Stored records:
= = = =

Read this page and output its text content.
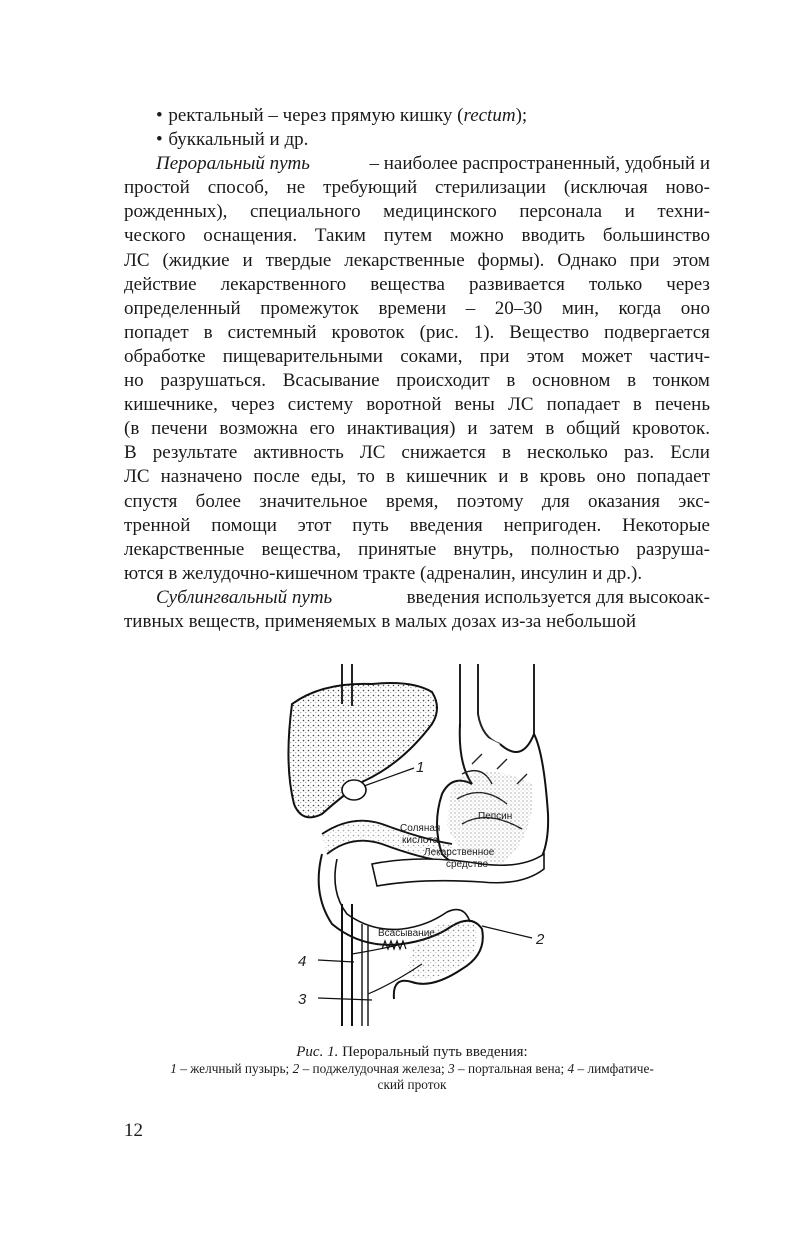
• ректальный – через прямую кишку (rectum);
• буккальный и др.
Пероральный путь	– наиболее распространенный, удобный и
простой способ, не требующий стерилизации (исключая ново-
рожденных), специального медицинского персонала и техни-
ческого оснащения. Таким путем можно вводить большинство
ЛС (жидкие и твердые лекарственные формы). Однако при этом
действие лекарственного вещества развивается только через
определенный промежуток времени – 20–30 мин, когда оно
попадет в системный кровоток (рис. 1). Вещество подвергается
обработке пищеварительными соками, при этом может частич-
но разрушаться. Всасывание происходит в основном в тонком
кишечнике, через систему воротной вены ЛС попадает в печень
(в печени возможна его инактивация) и затем в общий кровоток.
В результате активность ЛС снижается в несколько раз. Если
ЛС назначено после еды, то в кишечник и в кровь оно попадает
спустя более значительное время, поэтому для оказания экс-
тренной помощи этот путь введения непригоден. Некоторые
лекарственные вещества, принятые внутрь, полностью разруша-
ются в желудочно-кишечном тракте (адреналин, инсулин и др.).
Сублингвальный путь	введения используется для высокоак-
тивных веществ, применяемых в малых дозах из-за небольшой
Пепсин
Соляная
кислота
Лекарственное
средство
Всасывание
1
2
3
4
Рис. 1. Пероральный путь введения:
1 – желчный пузырь; 2 – поджелудочная железа; 3 – портальная вена; 4 – лимфатиче-
ский проток
12
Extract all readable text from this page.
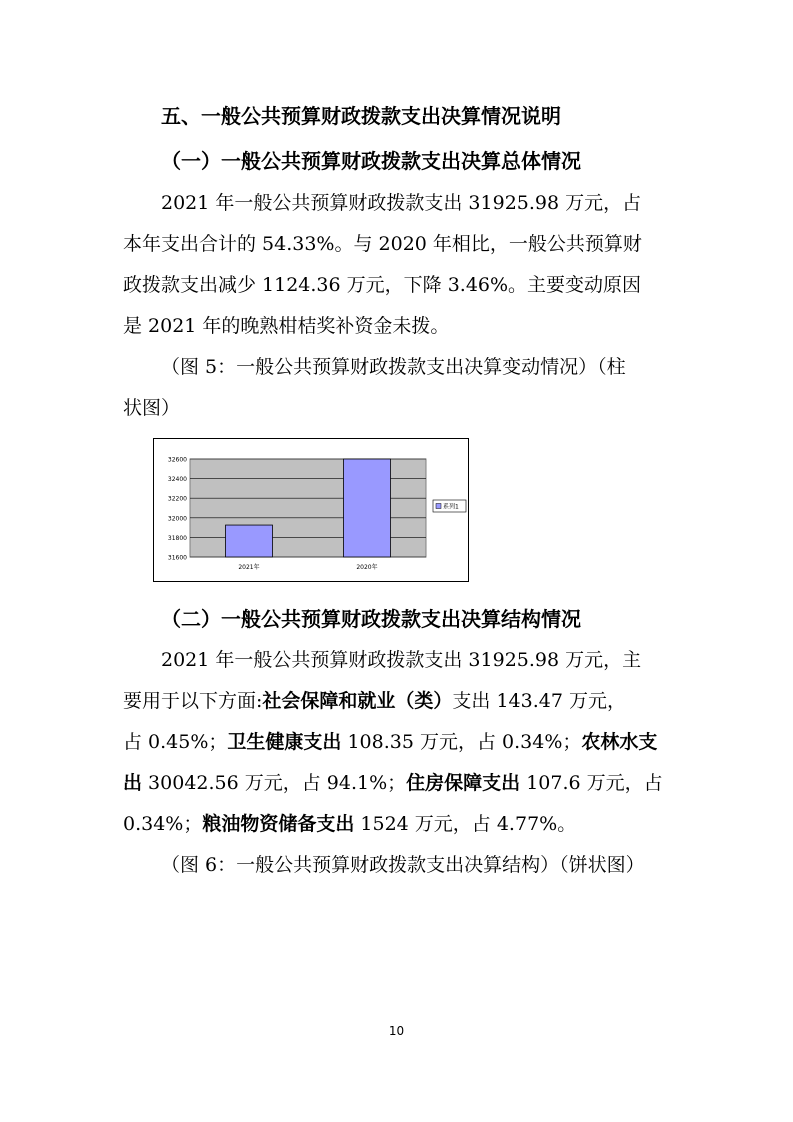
五、一般公共预算财政拨款支出决算情况说明
（一）一般公共预算财政拨款支出决算总体情况
2021 年一般公共预算财政拨款支出 31925.98 万元，占
本年支出合计的 54.33%。与 2020 年相比，一般公共预算财
政拨款支出减少 1124.36 万元，下降 3.46%。主要变动原因
是 2021 年的晚熟柑桔奖补资金未拨。
（图 5：一般公共预算财政拨款支出决算变动情况）（柱
状图）
31600
31800
32000
32200
32400
32600
2021年	2020年
系列1
（二）一般公共预算财政拨款支出决算结构情况
2021 年一般公共预算财政拨款支出 31925.98 万元，主
要用于以下方面:社会保障和就业（类）支出 143.47 万元，
占 0.45%；卫生健康支出 108.35 万元，占 0.34%；农林水支
出 30042.56 万元，占 94.1%；住房保障支出 107.6 万元，占
0.34%；粮油物资储备支出 1524 万元，占 4.77%。
（图 6：一般公共预算财政拨款支出决算结构）（饼状图）
10
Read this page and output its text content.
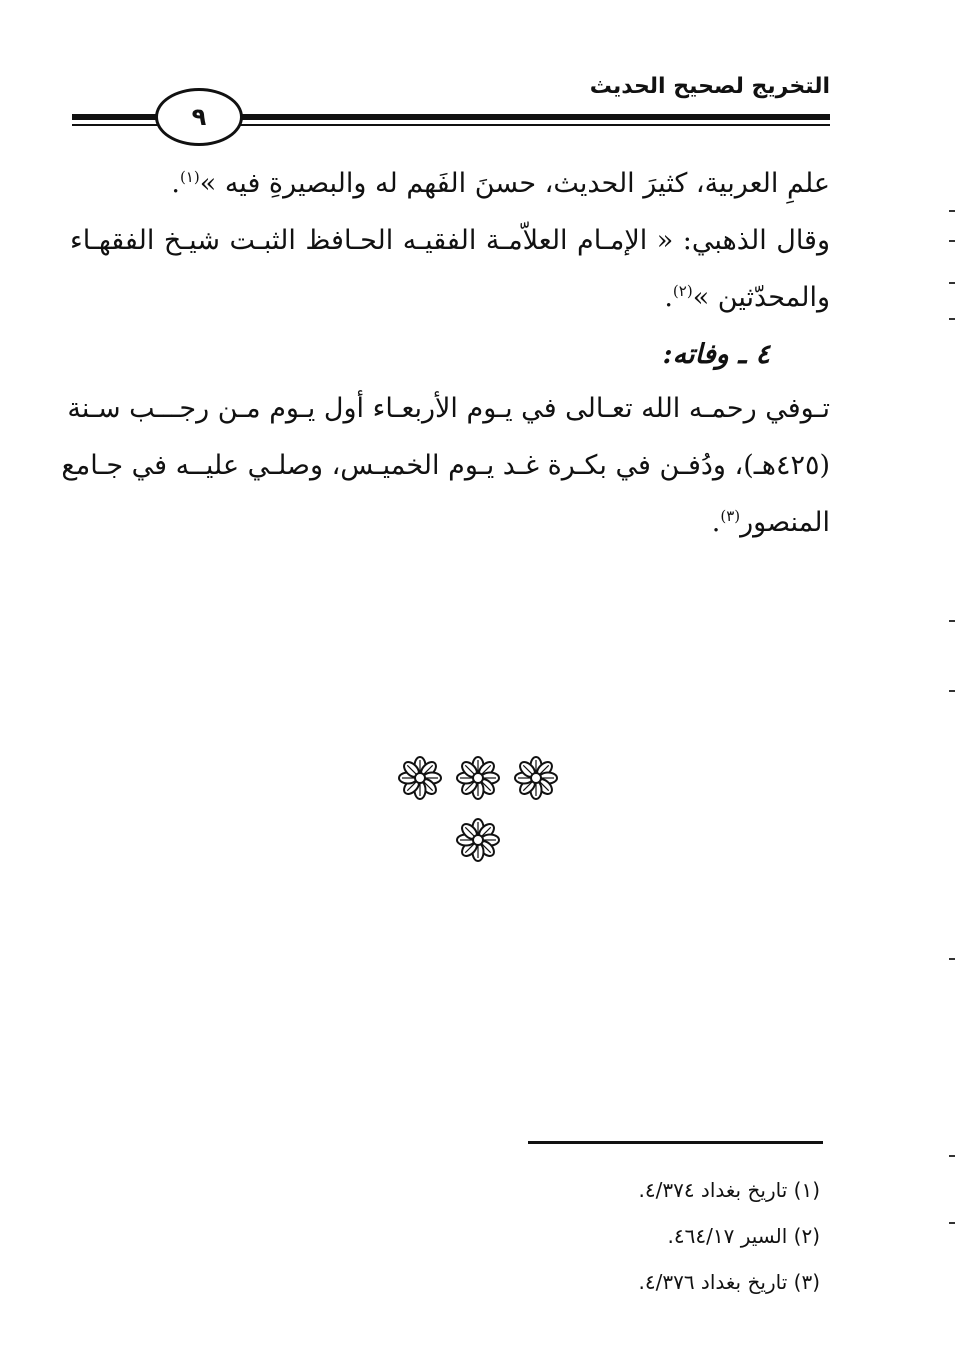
التخريج لصحيح الحديث
٩
علمِ العربية، كثيرَ الحديث، حسنَ الفَهم له والبصيرةِ فيه »$^{(١)}$.
وقال الذهبي: « الإمـام العلاّمـة الفقيـه الحـافظ الثبـت شيـخ الفقهـاء
والمحدّثين »$^{(٢)}$.
٤ ـ وفاته:
تـوفي رحمـه الله تعـالى في يـوم الأربعـاء أول يـوم مـن رجـــب سـنة
(٤٢٥هـ)، ودُفـن في بكـرة غـد يـوم الخميـس، وصلـي عليــه في جـامع
المنصور$^{(٣)}$.
(١) تاريخ بغداد ٤/٣٧٤.
(٢) السير ٤٦٤/١٧.
(٣) تاريخ بغداد ٤/٣٧٦.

= = = =

_DIRECTIONS_
Within the listing above, find every line containing the string "تاريخ" and return it.

_RESULT FOR THIS TASK_
(١) تاريخ بغداد ٤/٣٧٤.
(٣) تاريخ بغداد ٤/٣٧٦.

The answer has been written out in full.